**What the exercise asks:** In the mailing-list post on quantum information and spacetime, what term does the writer consider appropriate for Karl's approach?

[Fis] Fw: Is quantum information the basis of spacetime? Some New Theories

Joseph Brenner joe.brenner at bluewin.ch
Mon Nov 14 09:59:55 CET 2016


Dear All,

It is fascinating to watch the evolution of ideas about information as a 
function of some new theories which beg for critique:

1. Andrei gives a correct explanation of the origin of Irreducible Quantum 
Randomness. In my opinion, however, it is not necessary to assume that 
randomness at the quantum level has the properties of APPARENT randomness at 
the cognitive level, that is, apparent free will. Any cognitive equivalent 
of non-locality is a cognitive projection.

2. Karl returns to a Platonic world of numbers which are causally effective. 
I think the appropriate term for this approach is pre-scientific.

3. Alex sees the same form of causal effectiveness in Fisher information, as 
interpreted by Frieden. A critique exists of Frieden's inventions which 
seems correct to me. The new concepts (e.g. "bound information") and gaps in 
Frieden's theory are exactly those which can be filled with the real dynamic 
properties of energy/information. The discussion of these is far from 
exhausted.

As an inhabitant of space-time, I am glad that it does not seem to require 
any of the entities of theories 2. and 3. as its BASIS. If it did, I might 
not exist.

**Data rows:**

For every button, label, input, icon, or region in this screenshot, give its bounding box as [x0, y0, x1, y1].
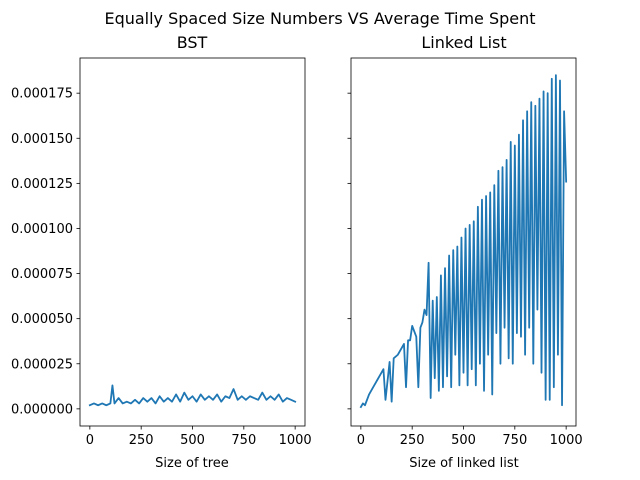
y-tick-label: 0.000025	[11, 357, 73, 372]
y-tick-label: 0.000075	[11, 267, 73, 282]
x-axis-label-bst: Size of tree	[155, 456, 229, 471]
axes-linked-list: 0 250 500 750 1000	[347, 57, 583, 448]
axes-bst: 0 250 500 750 1000 0.000000 0.000025 0.000050 0.…	[11, 57, 312, 448]
panel-title-bst: BST	[177, 33, 208, 52]
panel-title-linked-list: Linked List	[421, 33, 506, 52]
x-tick-label-bst: 500	[180, 433, 205, 448]
x-tick-label-linked-list: 500	[451, 433, 476, 448]
x-tick-label-linked-list: 750	[502, 433, 527, 448]
y-tick-label: 0.000000	[11, 402, 73, 417]
x-tick-label-linked-list: 1000	[550, 433, 583, 448]
y-tick-label: 0.000100	[11, 222, 73, 237]
y-tick-label: 0.000125	[11, 177, 73, 192]
figure-title: Equally Spaced Size Numbers VS Average T…	[104, 9, 535, 28]
x-axis-label-linked-list: Size of linked list	[409, 456, 518, 471]
x-tick-label-bst: 750	[231, 433, 256, 448]
x-tick-label-bst: 250	[129, 433, 154, 448]
y-tick-label: 0.000050	[11, 312, 73, 327]
y-tick-label: 0.000175	[11, 87, 73, 102]
y-tick-label: 0.000150	[11, 132, 73, 147]
panels-layer: 0 250 500 750 1000 0.000000 0.000025 0.000050 0.…	[11, 57, 583, 448]
series-line-linked-list	[359, 74, 568, 409]
x-tick-label-linked-list: 0	[357, 433, 365, 448]
x-tick-label-linked-list: 250	[400, 433, 425, 448]
series-line-bst	[88, 384, 297, 407]
x-tick-label-bst: 1000	[279, 433, 312, 448]
x-tick-label-bst: 0	[86, 433, 94, 448]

**Answer:** Pre-scientific.